[Dataset entries]
+---+

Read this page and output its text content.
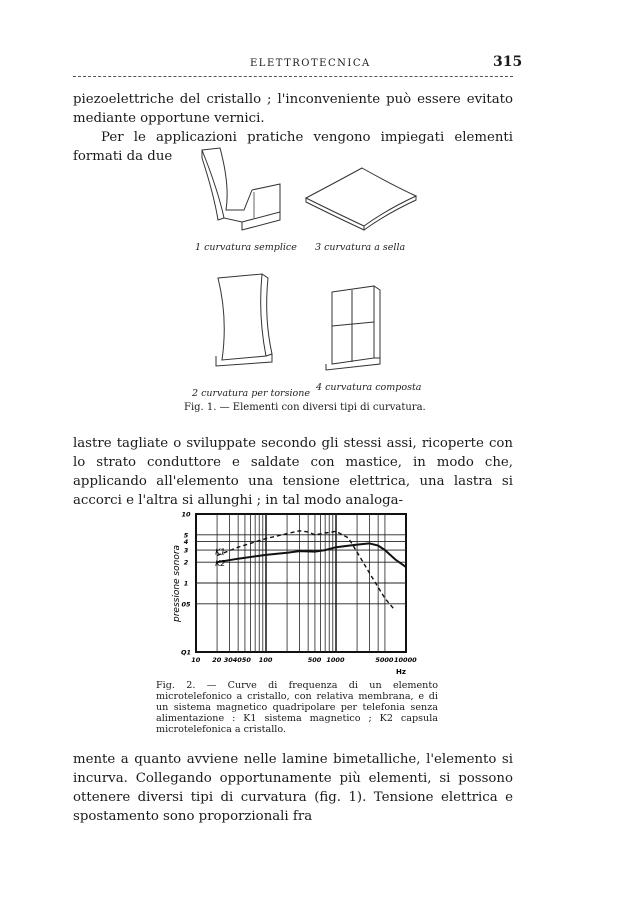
ELETTROTECNICA	315

piezoelettriche del cristallo ; l'inconveniente può essere evitato mediante opportune vernici.

Per le applicazioni pratiche vengono impiegati elementi formati da due

1 curvatura semplice 3 curvatura a sella
2 curvatura per torsione
4 curvatura composta
Fig. 1. — Elementi con diversi tipi di curvatura.

lastre tagliate o sviluppate secondo gli stessi assi, ricoperte con lo strato conduttore e saldate con mastice, in modo che, applicando all'elemento una tensione elettrica, una lastra si accorci e l'altra si allunghi ; in tal modo analoga-

10 20 304050 100	500 1000	5000 10000
10
5
4
3
2
1
05
Q1
K1
K2
pressione sonora
Hz
Fig. 2. — Curve di frequenza di un elemento microtelefonico a cristallo, con relativa membrana, e di un sistema magnetico quadripolare per telefonia senza alimentazione : K1 sistema magnetico ; K2 capsula microtelefonica a cristallo.

mente a quanto avviene nelle lamine bimetalliche, l'elemento si incurva. Collegando opportunamente più elementi, si possono ottenere diversi tipi di curvatura (fig. 1). Tensione elettrica e spostamento sono proporzionali fra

+---+

Set down the complete material exactly, but do not include the images.

TASK SOLUTION:
Read this page and output its text content.
ELETTROTECNICA	315

piezoelettriche del cristallo ; l'inconveniente può essere evitato mediante opportune vernici.

Per le applicazioni pratiche vengono impiegati elementi formati da due

1 curvatura semplice 3 curvatura a sella
2 curvatura per torsione
4 curvatura composta
Fig. 1. — Elementi con diversi tipi di curvatura.

lastre tagliate o sviluppate secondo gli stessi assi, ricoperte con lo strato conduttore e saldate con mastice, in modo che, applicando all'elemento una tensione elettrica, una lastra si accorci e l'altra si allunghi ; in tal modo analoga-

10 20 304050 100	500 1000	5000 10000
10
5
4
3
2
1
05
Q1
K1
K2
pressione sonora
Hz
Fig. 2. — Curve di frequenza di un elemento microtelefonico a cristallo, con relativa membrana, e di un sistema magnetico quadripolare per telefonia senza alimentazione : K1 sistema magnetico ; K2 capsula microtelefonica a cristallo.

mente a quanto avviene nelle lamine bimetalliche, l'elemento si incurva. Collegando opportunamente più elementi, si possono ottenere diversi tipi di curvatura (fig. 1). Tensione elettrica e spostamento sono proporzionali fra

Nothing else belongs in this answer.